**Set task**
Every line below should be repeated exactly.

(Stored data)

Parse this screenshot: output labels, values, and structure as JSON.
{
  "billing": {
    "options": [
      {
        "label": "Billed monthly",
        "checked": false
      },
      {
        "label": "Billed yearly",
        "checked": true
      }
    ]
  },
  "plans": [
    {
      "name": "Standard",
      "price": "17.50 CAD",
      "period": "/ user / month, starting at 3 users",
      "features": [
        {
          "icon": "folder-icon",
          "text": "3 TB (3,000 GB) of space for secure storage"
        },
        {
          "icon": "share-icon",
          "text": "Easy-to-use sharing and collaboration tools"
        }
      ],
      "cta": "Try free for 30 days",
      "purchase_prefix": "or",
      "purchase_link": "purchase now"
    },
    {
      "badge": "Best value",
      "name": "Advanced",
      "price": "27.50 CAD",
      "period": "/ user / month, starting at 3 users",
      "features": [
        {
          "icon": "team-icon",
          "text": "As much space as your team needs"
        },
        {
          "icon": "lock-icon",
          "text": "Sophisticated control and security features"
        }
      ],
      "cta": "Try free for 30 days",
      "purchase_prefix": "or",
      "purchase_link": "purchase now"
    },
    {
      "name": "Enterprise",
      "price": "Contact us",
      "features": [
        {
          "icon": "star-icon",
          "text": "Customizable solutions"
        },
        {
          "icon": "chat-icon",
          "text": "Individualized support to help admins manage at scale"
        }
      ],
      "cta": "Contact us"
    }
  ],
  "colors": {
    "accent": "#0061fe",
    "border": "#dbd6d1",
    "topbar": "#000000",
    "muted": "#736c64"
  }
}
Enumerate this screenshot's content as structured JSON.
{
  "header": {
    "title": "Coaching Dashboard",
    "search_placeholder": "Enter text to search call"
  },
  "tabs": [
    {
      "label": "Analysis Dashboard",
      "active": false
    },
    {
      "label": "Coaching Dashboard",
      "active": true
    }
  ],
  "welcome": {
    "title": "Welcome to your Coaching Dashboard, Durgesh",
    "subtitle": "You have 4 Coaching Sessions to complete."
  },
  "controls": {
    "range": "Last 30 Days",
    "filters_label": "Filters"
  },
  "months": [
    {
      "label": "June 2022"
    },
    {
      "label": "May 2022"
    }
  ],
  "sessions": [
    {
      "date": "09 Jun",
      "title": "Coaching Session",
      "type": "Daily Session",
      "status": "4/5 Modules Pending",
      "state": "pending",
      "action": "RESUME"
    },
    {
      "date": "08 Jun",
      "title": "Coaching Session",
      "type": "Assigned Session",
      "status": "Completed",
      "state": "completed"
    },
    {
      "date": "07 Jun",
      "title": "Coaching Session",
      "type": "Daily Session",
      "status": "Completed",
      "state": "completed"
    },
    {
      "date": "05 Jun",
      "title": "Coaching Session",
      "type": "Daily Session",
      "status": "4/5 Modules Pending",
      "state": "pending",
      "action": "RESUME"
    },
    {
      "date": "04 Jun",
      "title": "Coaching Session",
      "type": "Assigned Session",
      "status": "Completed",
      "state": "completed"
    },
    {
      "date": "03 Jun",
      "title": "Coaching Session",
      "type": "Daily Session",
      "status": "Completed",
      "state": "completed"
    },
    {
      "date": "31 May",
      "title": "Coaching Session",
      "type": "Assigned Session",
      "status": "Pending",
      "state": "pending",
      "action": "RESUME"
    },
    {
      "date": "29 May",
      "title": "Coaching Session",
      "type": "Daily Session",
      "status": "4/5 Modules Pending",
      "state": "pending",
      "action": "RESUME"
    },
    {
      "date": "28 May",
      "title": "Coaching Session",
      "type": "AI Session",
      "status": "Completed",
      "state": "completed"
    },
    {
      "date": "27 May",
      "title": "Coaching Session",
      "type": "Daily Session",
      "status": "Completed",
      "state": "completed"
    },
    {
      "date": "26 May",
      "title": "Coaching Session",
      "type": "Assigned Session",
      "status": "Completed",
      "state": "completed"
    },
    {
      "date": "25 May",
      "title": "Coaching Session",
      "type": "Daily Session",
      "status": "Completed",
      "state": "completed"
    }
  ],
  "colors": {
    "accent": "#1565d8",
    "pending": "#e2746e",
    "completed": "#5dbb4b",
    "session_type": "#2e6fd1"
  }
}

**Exercise solution**
Parse this screenshot: output labels, values, and structure as JSON.
{
  "billing": {
    "options": [
      {
        "label": "Billed monthly",
        "checked": false
      },
      {
        "label": "Billed yearly",
        "checked": true
      }
    ]
  },
  "plans": [
    {
      "name": "Standard",
      "price": "17.50 CAD",
      "period": "/ user / month, starting at 3 users",
      "features": [
        {
          "icon": "folder-icon",
          "text": "3 TB (3,000 GB) of space for secure storage"
        },
        {
          "icon": "share-icon",
          "text": "Easy-to-use sharing and collaboration tools"
        }
      ],
      "cta": "Try free for 30 days",
      "purchase_prefix": "or",
      "purchase_link": "purchase now"
    },
    {
      "badge": "Best value",
      "name": "Advanced",
      "price": "27.50 CAD",
      "period": "/ user / month, starting at 3 users",
      "features": [
        {
          "icon": "team-icon",
          "text": "As much space as your team needs"
        },
        {
          "icon": "lock-icon",
          "text": "Sophisticated control and security features"
        }
      ],
      "cta": "Try free for 30 days",
      "purchase_prefix": "or",
      "purchase_link": "purchase now"
    },
    {
      "name": "Enterprise",
      "price": "Contact us",
      "features": [
        {
          "icon": "star-icon",
          "text": "Customizable solutions"
        },
        {
          "icon": "chat-icon",
          "text": "Individualized support to help admins manage at scale"
        }
      ],
      "cta": "Contact us"
    }
  ],
  "colors": {
    "accent": "#0061fe",
    "border": "#dbd6d1",
    "topbar": "#000000",
    "muted": "#736c64"
  }
}
Enumerate this screenshot's content as structured JSON.
{
  "header": {
    "title": "Coaching Dashboard",
    "search_placeholder": "Enter text to search call"
  },
  "tabs": [
    {
      "label": "Analysis Dashboard",
      "active": false
    },
    {
      "label": "Coaching Dashboard",
      "active": true
    }
  ],
  "welcome": {
    "title": "Welcome to your Coaching Dashboard, Durgesh",
    "subtitle": "You have 4 Coaching Sessions to complete."
  },
  "controls": {
    "range": "Last 30 Days",
    "filters_label": "Filters"
  },
  "months": [
    {
      "label": "June 2022"
    },
    {
      "label": "May 2022"
    }
  ],
  "sessions": [
    {
      "date": "09 Jun",
      "title": "Coaching Session",
      "type": "Daily Session",
      "status": "4/5 Modules Pending",
      "state": "pending",
      "action": "RESUME"
    },
    {
      "date": "08 Jun",
      "title": "Coaching Session",
      "type": "Assigned Session",
      "status": "Completed",
      "state": "completed"
    },
    {
      "date": "07 Jun",
      "title": "Coaching Session",
      "type": "Daily Session",
      "status": "Completed",
      "state": "completed"
    },
    {
      "date": "05 Jun",
      "title": "Coaching Session",
      "type": "Daily Session",
      "status": "4/5 Modules Pending",
      "state": "pending",
      "action": "RESUME"
    },
    {
      "date": "04 Jun",
      "title": "Coaching Session",
      "type": "Assigned Session",
      "status": "Completed",
      "state": "completed"
    },
    {
      "date": "03 Jun",
      "title": "Coaching Session",
      "type": "Daily Session",
      "status": "Completed",
      "state": "completed"
    },
    {
      "date": "31 May",
      "title": "Coaching Session",
      "type": "Assigned Session",
      "status": "Pending",
      "state": "pending",
      "action": "RESUME"
    },
    {
      "date": "29 May",
      "title": "Coaching Session",
      "type": "Daily Session",
      "status": "4/5 Modules Pending",
      "state": "pending",
      "action": "RESUME"
    },
    {
      "date": "28 May",
      "title": "Coaching Session",
      "type": "AI Session",
      "status": "Completed",
      "state": "completed"
    },
    {
      "date": "27 May",
      "title": "Coaching Session",
      "type": "Daily Session",
      "status": "Completed",
      "state": "completed"
    },
    {
      "date": "26 May",
      "title": "Coaching Session",
      "type": "Assigned Session",
      "status": "Completed",
      "state": "completed"
    },
    {
      "date": "25 May",
      "title": "Coaching Session",
      "type": "Daily Session",
      "status": "Completed",
      "state": "completed"
    }
  ],
  "colors": {
    "accent": "#1565d8",
    "pending": "#e2746e",
    "completed": "#5dbb4b",
    "session_type": "#2e6fd1"
  }
}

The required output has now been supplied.